**INSTRUCTIONS FOR THE TASK**
Give a verbatim quotation of every record.

Records excerpted from a collection
* BEGIN *

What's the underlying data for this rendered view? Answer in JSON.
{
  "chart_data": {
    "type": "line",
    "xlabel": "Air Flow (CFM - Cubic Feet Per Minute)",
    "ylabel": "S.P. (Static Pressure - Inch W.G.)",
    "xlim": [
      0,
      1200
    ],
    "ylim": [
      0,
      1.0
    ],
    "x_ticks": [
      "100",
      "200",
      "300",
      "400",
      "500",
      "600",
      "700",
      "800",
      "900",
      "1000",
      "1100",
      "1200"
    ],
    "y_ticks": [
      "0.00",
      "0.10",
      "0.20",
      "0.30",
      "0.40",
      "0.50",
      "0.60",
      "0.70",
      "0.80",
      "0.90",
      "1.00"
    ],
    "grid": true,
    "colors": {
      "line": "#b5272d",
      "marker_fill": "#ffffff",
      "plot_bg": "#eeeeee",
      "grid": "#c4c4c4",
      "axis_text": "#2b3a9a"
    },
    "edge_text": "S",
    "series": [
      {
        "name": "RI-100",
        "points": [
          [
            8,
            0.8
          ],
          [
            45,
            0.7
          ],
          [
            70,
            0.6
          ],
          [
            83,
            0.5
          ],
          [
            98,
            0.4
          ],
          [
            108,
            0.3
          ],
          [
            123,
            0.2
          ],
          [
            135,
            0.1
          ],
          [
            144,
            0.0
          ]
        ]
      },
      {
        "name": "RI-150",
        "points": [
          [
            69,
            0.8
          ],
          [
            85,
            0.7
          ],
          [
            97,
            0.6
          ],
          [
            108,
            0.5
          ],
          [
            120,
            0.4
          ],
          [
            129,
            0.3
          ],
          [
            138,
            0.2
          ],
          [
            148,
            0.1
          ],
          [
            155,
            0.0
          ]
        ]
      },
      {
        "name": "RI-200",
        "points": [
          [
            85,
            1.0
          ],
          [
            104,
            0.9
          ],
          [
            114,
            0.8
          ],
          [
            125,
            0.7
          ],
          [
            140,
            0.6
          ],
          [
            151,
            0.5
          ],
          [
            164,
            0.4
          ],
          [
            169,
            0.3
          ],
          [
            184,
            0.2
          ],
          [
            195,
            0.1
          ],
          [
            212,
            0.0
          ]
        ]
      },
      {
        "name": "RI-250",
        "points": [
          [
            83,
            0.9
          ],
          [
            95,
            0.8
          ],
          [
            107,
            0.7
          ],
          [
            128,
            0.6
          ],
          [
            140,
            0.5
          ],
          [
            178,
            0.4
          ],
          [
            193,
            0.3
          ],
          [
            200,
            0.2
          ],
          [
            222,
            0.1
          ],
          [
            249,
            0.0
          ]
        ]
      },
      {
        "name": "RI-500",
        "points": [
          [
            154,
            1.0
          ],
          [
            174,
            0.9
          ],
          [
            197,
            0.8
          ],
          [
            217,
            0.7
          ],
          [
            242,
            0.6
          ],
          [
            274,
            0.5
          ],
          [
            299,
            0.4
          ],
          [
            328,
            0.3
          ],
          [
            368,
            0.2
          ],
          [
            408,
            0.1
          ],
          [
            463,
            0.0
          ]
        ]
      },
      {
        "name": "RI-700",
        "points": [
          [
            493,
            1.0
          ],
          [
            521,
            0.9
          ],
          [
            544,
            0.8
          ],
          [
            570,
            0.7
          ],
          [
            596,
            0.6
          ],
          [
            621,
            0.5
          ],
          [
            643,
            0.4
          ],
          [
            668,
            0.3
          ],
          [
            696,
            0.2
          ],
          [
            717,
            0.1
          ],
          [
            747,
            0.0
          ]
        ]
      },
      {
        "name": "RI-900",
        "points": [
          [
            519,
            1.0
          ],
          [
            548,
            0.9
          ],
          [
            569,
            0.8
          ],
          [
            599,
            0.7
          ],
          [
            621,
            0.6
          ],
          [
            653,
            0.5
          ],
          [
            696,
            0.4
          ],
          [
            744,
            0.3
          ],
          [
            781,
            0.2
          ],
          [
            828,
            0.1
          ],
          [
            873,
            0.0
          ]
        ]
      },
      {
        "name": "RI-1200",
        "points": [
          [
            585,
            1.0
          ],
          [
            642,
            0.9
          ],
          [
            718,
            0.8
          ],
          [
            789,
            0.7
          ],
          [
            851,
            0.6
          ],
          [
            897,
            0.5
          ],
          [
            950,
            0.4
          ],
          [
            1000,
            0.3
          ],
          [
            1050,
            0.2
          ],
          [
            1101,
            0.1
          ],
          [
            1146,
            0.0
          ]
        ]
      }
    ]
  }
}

* END *

**RESULT FOR THIS TASK**
What's the underlying data for this rendered view? Answer in JSON.
{
  "chart_data": {
    "type": "line",
    "xlabel": "Air Flow (CFM - Cubic Feet Per Minute)",
    "ylabel": "S.P. (Static Pressure - Inch W.G.)",
    "xlim": [
      0,
      1200
    ],
    "ylim": [
      0,
      1.0
    ],
    "x_ticks": [
      "100",
      "200",
      "300",
      "400",
      "500",
      "600",
      "700",
      "800",
      "900",
      "1000",
      "1100",
      "1200"
    ],
    "y_ticks": [
      "0.00",
      "0.10",
      "0.20",
      "0.30",
      "0.40",
      "0.50",
      "0.60",
      "0.70",
      "0.80",
      "0.90",
      "1.00"
    ],
    "grid": true,
    "colors": {
      "line": "#b5272d",
      "marker_fill": "#ffffff",
      "plot_bg": "#eeeeee",
      "grid": "#c4c4c4",
      "axis_text": "#2b3a9a"
    },
    "edge_text": "S",
    "series": [
      {
        "name": "RI-100",
        "points": [
          [
            8,
            0.8
          ],
          [
            45,
            0.7
          ],
          [
            70,
            0.6
          ],
          [
            83,
            0.5
          ],
          [
            98,
            0.4
          ],
          [
            108,
            0.3
          ],
          [
            123,
            0.2
          ],
          [
            135,
            0.1
          ],
          [
            144,
            0.0
          ]
        ]
      },
      {
        "name": "RI-150",
        "points": [
          [
            69,
            0.8
          ],
          [
            85,
            0.7
          ],
          [
            97,
            0.6
          ],
          [
            108,
            0.5
          ],
          [
            120,
            0.4
          ],
          [
            129,
            0.3
          ],
          [
            138,
            0.2
          ],
          [
            148,
            0.1
          ],
          [
            155,
            0.0
          ]
        ]
      },
      {
        "name": "RI-200",
        "points": [
          [
            85,
            1.0
          ],
          [
            104,
            0.9
          ],
          [
            114,
            0.8
          ],
          [
            125,
            0.7
          ],
          [
            140,
            0.6
          ],
          [
            151,
            0.5
          ],
          [
            164,
            0.4
          ],
          [
            169,
            0.3
          ],
          [
            184,
            0.2
          ],
          [
            195,
            0.1
          ],
          [
            212,
            0.0
          ]
        ]
      },
      {
        "name": "RI-250",
        "points": [
          [
            83,
            0.9
          ],
          [
            95,
            0.8
          ],
          [
            107,
            0.7
          ],
          [
            128,
            0.6
          ],
          [
            140,
            0.5
          ],
          [
            178,
            0.4
          ],
          [
            193,
            0.3
          ],
          [
            200,
            0.2
          ],
          [
            222,
            0.1
          ],
          [
            249,
            0.0
          ]
        ]
      },
      {
        "name": "RI-500",
        "points": [
          [
            154,
            1.0
          ],
          [
            174,
            0.9
          ],
          [
            197,
            0.8
          ],
          [
            217,
            0.7
          ],
          [
            242,
            0.6
          ],
          [
            274,
            0.5
          ],
          [
            299,
            0.4
          ],
          [
            328,
            0.3
          ],
          [
            368,
            0.2
          ],
          [
            408,
            0.1
          ],
          [
            463,
            0.0
          ]
        ]
      },
      {
        "name": "RI-700",
        "points": [
          [
            493,
            1.0
          ],
          [
            521,
            0.9
          ],
          [
            544,
            0.8
          ],
          [
            570,
            0.7
          ],
          [
            596,
            0.6
          ],
          [
            621,
            0.5
          ],
          [
            643,
            0.4
          ],
          [
            668,
            0.3
          ],
          [
            696,
            0.2
          ],
          [
            717,
            0.1
          ],
          [
            747,
            0.0
          ]
        ]
      },
      {
        "name": "RI-900",
        "points": [
          [
            519,
            1.0
          ],
          [
            548,
            0.9
          ],
          [
            569,
            0.8
          ],
          [
            599,
            0.7
          ],
          [
            621,
            0.6
          ],
          [
            653,
            0.5
          ],
          [
            696,
            0.4
          ],
          [
            744,
            0.3
          ],
          [
            781,
            0.2
          ],
          [
            828,
            0.1
          ],
          [
            873,
            0.0
          ]
        ]
      },
      {
        "name": "RI-1200",
        "points": [
          [
            585,
            1.0
          ],
          [
            642,
            0.9
          ],
          [
            718,
            0.8
          ],
          [
            789,
            0.7
          ],
          [
            851,
            0.6
          ],
          [
            897,
            0.5
          ],
          [
            950,
            0.4
          ],
          [
            1000,
            0.3
          ],
          [
            1050,
            0.2
          ],
          [
            1101,
            0.1
          ],
          [
            1146,
            0.0
          ]
        ]
      }
    ]
  }
}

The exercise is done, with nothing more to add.